Source data:
═══
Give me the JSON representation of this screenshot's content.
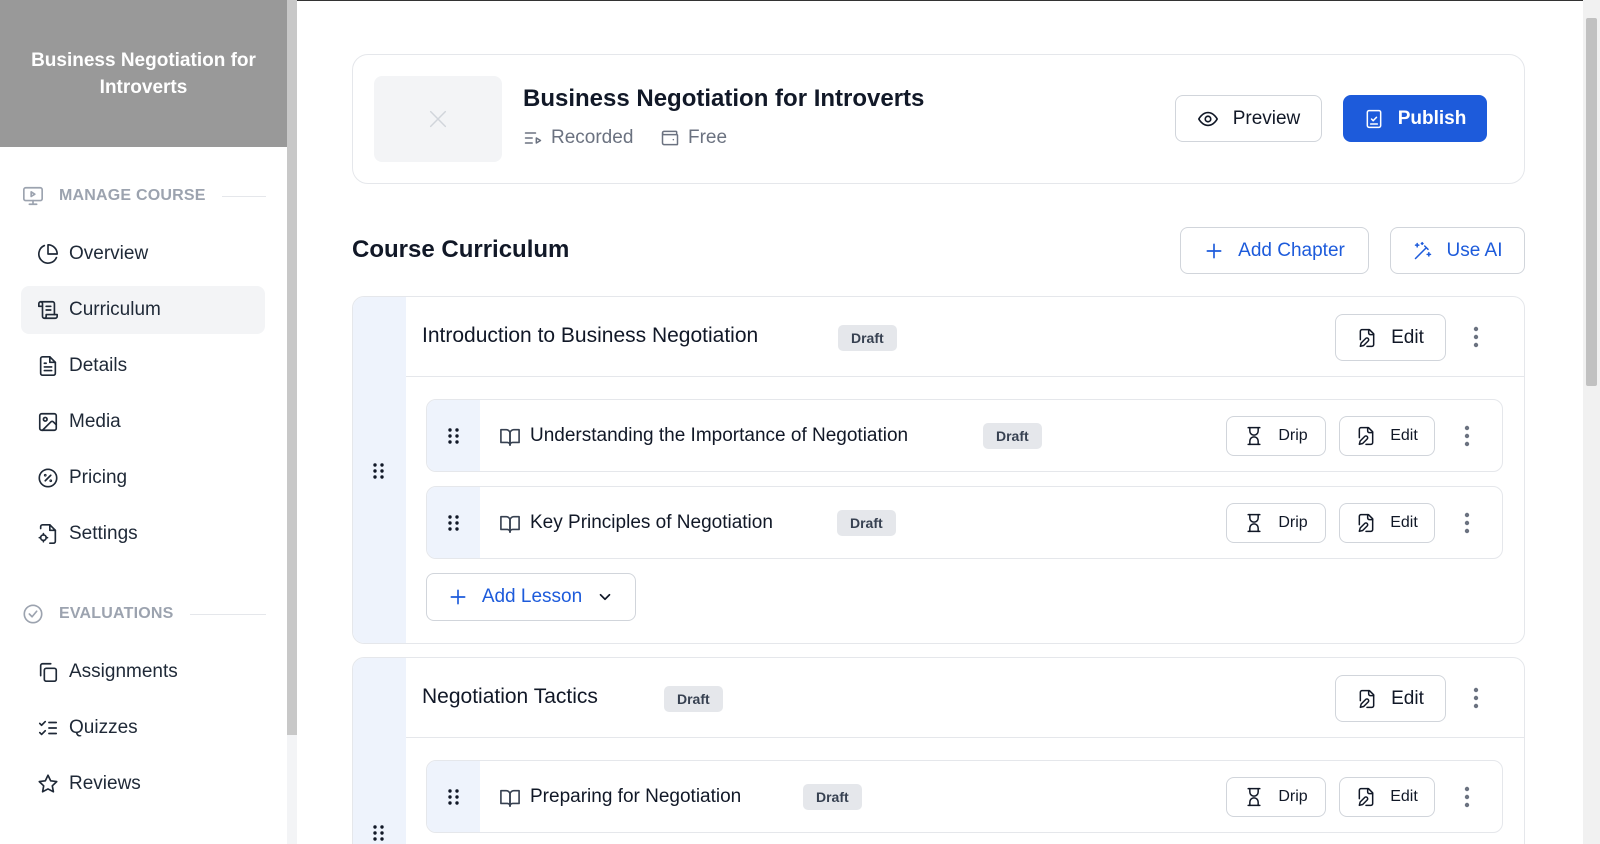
{
  "sidebar": {
    "course_title": "Business Negotiation for Introverts",
    "manage_label": "MANAGE COURSE",
    "manage_items": [
      {
        "label": "Overview",
        "icon": "pie-chart-icon"
      },
      {
        "label": "Curriculum",
        "icon": "scroll-icon",
        "active": true
      },
      {
        "label": "Details",
        "icon": "file-text-icon"
      },
      {
        "label": "Media",
        "icon": "image-icon"
      },
      {
        "label": "Pricing",
        "icon": "badge-percent-icon"
      },
      {
        "label": "Settings",
        "icon": "file-cog-icon"
      }
    ],
    "evaluations_label": "EVALUATIONS",
    "evaluation_items": [
      {
        "label": "Assignments",
        "icon": "copy-icon"
      },
      {
        "label": "Quizzes",
        "icon": "list-checks-icon"
      },
      {
        "label": "Reviews",
        "icon": "star-icon"
      }
    ]
  },
  "course": {
    "title": "Business Negotiation for Introverts",
    "type": "Recorded",
    "price": "Free",
    "preview_label": "Preview",
    "publish_label": "Publish"
  },
  "curriculum": {
    "title": "Course Curriculum",
    "add_chapter_label": "Add Chapter",
    "use_ai_label": "Use AI",
    "chapters": [
      {
        "title": "Introduction to Business Negotiation",
        "status": "Draft",
        "edit_label": "Edit",
        "lessons": [
          {
            "title": "Understanding the Importance of Negotiation",
            "status": "Draft",
            "drip_label": "Drip",
            "edit_label": "Edit"
          },
          {
            "title": "Key Principles of Negotiation",
            "status": "Draft",
            "drip_label": "Drip",
            "edit_label": "Edit"
          }
        ],
        "add_lesson_label": "Add Lesson"
      },
      {
        "title": "Negotiation Tactics",
        "status": "Draft",
        "edit_label": "Edit",
        "lessons": [
          {
            "title": "Preparing for Negotiation",
            "status": "Draft",
            "drip_label": "Drip",
            "edit_label": "Edit"
          }
        ]
      }
    ]
  },
  "colors": {
    "primary": "#1d5bdb",
    "sidebar_header": "#999999",
    "rail": "#eef3fc"
  }
}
═══
● To be done
Say the number of lines in the records above that include the string "file", and no more.

● Exercise solution
2